Set down the data below without change, skipping the pictures it holds.
--*--
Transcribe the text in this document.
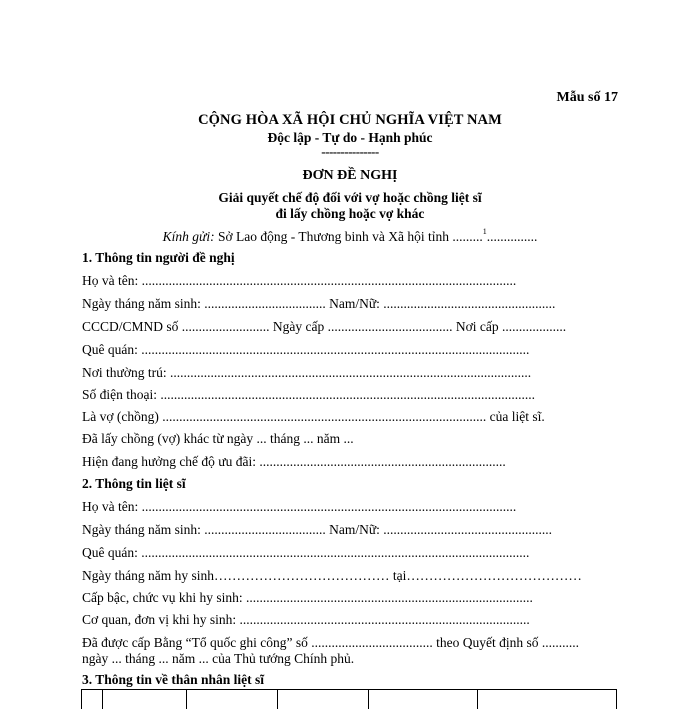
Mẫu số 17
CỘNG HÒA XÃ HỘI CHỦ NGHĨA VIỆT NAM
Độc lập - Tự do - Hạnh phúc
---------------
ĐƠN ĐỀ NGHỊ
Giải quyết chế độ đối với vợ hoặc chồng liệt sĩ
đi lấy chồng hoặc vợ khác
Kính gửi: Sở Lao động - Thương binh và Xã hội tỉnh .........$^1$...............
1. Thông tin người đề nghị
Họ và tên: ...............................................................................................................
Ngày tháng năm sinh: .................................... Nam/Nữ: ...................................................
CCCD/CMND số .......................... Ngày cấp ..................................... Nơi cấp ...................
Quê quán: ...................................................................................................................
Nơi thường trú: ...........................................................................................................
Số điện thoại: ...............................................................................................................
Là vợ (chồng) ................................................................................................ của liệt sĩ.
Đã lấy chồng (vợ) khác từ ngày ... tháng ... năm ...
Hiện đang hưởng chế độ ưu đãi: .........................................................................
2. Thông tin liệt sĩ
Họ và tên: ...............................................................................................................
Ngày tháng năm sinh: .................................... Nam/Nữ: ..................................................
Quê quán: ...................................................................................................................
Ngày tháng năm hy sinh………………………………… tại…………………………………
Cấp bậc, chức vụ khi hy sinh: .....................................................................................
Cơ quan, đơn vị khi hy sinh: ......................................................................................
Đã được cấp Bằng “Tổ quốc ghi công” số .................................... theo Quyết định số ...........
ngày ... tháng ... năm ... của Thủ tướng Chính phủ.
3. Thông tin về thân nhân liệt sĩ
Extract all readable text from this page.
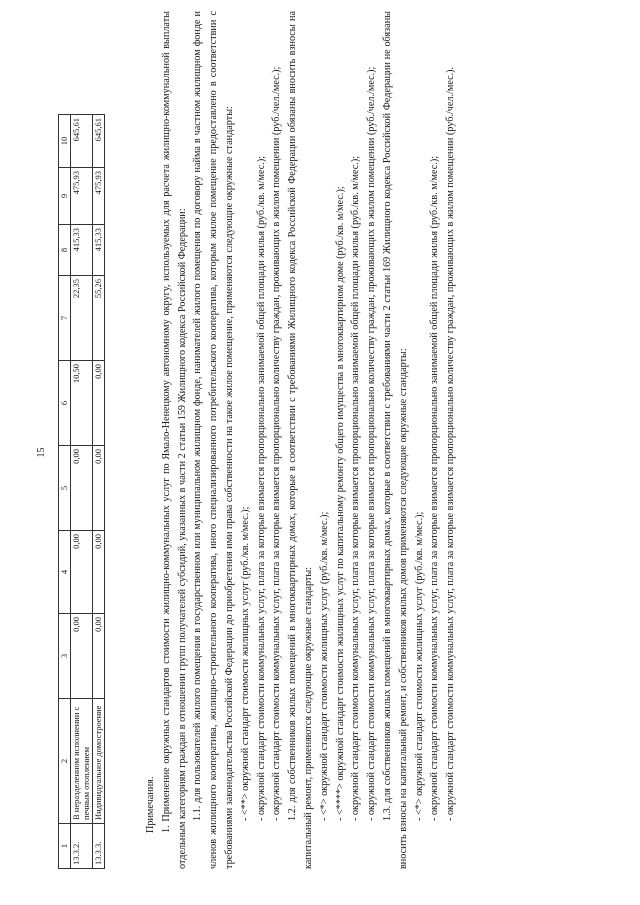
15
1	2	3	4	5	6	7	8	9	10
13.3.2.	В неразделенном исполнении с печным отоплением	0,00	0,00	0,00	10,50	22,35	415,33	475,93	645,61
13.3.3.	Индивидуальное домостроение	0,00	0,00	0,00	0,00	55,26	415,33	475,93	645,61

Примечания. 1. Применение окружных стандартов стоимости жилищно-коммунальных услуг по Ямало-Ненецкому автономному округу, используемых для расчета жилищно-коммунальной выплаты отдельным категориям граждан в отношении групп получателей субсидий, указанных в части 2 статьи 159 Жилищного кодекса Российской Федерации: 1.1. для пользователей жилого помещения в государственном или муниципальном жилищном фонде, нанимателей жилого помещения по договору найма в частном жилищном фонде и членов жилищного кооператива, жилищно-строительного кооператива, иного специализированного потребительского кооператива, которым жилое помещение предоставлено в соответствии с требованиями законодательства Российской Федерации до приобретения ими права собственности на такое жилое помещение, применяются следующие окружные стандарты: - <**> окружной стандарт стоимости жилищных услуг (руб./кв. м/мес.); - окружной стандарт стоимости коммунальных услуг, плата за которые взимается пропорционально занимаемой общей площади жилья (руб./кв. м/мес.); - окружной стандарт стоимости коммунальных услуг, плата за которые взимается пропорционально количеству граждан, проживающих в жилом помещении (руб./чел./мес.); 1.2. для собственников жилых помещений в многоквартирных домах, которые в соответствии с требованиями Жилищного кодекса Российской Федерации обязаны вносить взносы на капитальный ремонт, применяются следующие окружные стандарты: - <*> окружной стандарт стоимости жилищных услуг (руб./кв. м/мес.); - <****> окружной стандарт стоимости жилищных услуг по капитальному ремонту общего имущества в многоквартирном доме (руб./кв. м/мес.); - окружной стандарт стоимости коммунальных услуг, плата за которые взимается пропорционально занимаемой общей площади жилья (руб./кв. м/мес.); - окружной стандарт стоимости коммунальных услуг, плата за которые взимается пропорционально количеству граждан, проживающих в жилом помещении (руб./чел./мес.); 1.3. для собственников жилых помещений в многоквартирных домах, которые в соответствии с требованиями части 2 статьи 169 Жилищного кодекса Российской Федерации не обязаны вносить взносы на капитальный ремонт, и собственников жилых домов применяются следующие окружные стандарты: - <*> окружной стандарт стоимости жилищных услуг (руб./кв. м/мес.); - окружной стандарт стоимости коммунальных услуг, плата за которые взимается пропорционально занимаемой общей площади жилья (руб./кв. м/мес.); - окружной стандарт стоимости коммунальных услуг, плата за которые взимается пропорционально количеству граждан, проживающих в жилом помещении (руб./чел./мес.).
--*--
_Output below_:
Transcribe the text in this document.
Mẫu số 17
CỘNG HÒA XÃ HỘI CHỦ NGHĨA VIỆT NAM
Độc lập - Tự do - Hạnh phúc
---------------
ĐƠN ĐỀ NGHỊ
Giải quyết chế độ đối với vợ hoặc chồng liệt sĩ
đi lấy chồng hoặc vợ khác
Kính gửi: Sở Lao động - Thương binh và Xã hội tỉnh .........$^1$...............
1. Thông tin người đề nghị
Họ và tên: ...............................................................................................................
Ngày tháng năm sinh: .................................... Nam/Nữ: ...................................................
CCCD/CMND số .......................... Ngày cấp ..................................... Nơi cấp ...................
Quê quán: ...................................................................................................................
Nơi thường trú: ...........................................................................................................
Số điện thoại: ...............................................................................................................
Là vợ (chồng) ................................................................................................ của liệt sĩ.
Đã lấy chồng (vợ) khác từ ngày ... tháng ... năm ...
Hiện đang hưởng chế độ ưu đãi: .........................................................................
2. Thông tin liệt sĩ
Họ và tên: ...............................................................................................................
Ngày tháng năm sinh: .................................... Nam/Nữ: ..................................................
Quê quán: ...................................................................................................................
Ngày tháng năm hy sinh………………………………… tại…………………………………
Cấp bậc, chức vụ khi hy sinh: .....................................................................................
Cơ quan, đơn vị khi hy sinh: ......................................................................................
Đã được cấp Bằng “Tổ quốc ghi công” số .................................... theo Quyết định số ...........
ngày ... tháng ... năm ... của Thủ tướng Chính phủ.
3. Thông tin về thân nhân liệt sĩ
Extract all readable text from this page.
15
1	2	3	4	5	6	7	8	9	10
13.3.2.	В неразделенном исполнении с печным отоплением	0,00	0,00	0,00	10,50	22,35	415,33	475,93	645,61
13.3.3.	Индивидуальное домостроение	0,00	0,00	0,00	0,00	55,26	415,33	475,93	645,61

Примечания. 1. Применение окружных стандартов стоимости жилищно-коммунальных услуг по Ямало-Ненецкому автономному округу, используемых для расчета жилищно-коммунальной выплаты отдельным категориям граждан в отношении групп получателей субсидий, указанных в части 2 статьи 159 Жилищного кодекса Российской Федерации: 1.1. для пользователей жилого помещения в государственном или муниципальном жилищном фонде, нанимателей жилого помещения по договору найма в частном жилищном фонде и членов жилищного кооператива, жилищно-строительного кооператива, иного специализированного потребительского кооператива, которым жилое помещение предоставлено в соответствии с требованиями законодательства Российской Федерации до приобретения ими права собственности на такое жилое помещение, применяются следующие окружные стандарты: - <**> окружной стандарт стоимости жилищных услуг (руб./кв. м/мес.); - окружной стандарт стоимости коммунальных услуг, плата за которые взимается пропорционально занимаемой общей площади жилья (руб./кв. м/мес.); - окружной стандарт стоимости коммунальных услуг, плата за которые взимается пропорционально количеству граждан, проживающих в жилом помещении (руб./чел./мес.); 1.2. для собственников жилых помещений в многоквартирных домах, которые в соответствии с требованиями Жилищного кодекса Российской Федерации обязаны вносить взносы на капитальный ремонт, применяются следующие окружные стандарты: - <*> окружной стандарт стоимости жилищных услуг (руб./кв. м/мес.); - <****> окружной стандарт стоимости жилищных услуг по капитальному ремонту общего имущества в многоквартирном доме (руб./кв. м/мес.); - окружной стандарт стоимости коммунальных услуг, плата за которые взимается пропорционально занимаемой общей площади жилья (руб./кв. м/мес.); - окружной стандарт стоимости коммунальных услуг, плата за которые взимается пропорционально количеству граждан, проживающих в жилом помещении (руб./чел./мес.); 1.3. для собственников жилых помещений в многоквартирных домах, которые в соответствии с требованиями части 2 статьи 169 Жилищного кодекса Российской Федерации не обязаны вносить взносы на капитальный ремонт, и собственников жилых домов применяются следующие окружные стандарты: - <*> окружной стандарт стоимости жилищных услуг (руб./кв. м/мес.); - окружной стандарт стоимости коммунальных услуг, плата за которые взимается пропорционально занимаемой общей площади жилья (руб./кв. м/мес.); - окружной стандарт стоимости коммунальных услуг, плата за которые взимается пропорционально количеству граждан, проживающих в жилом помещении (руб./чел./мес.).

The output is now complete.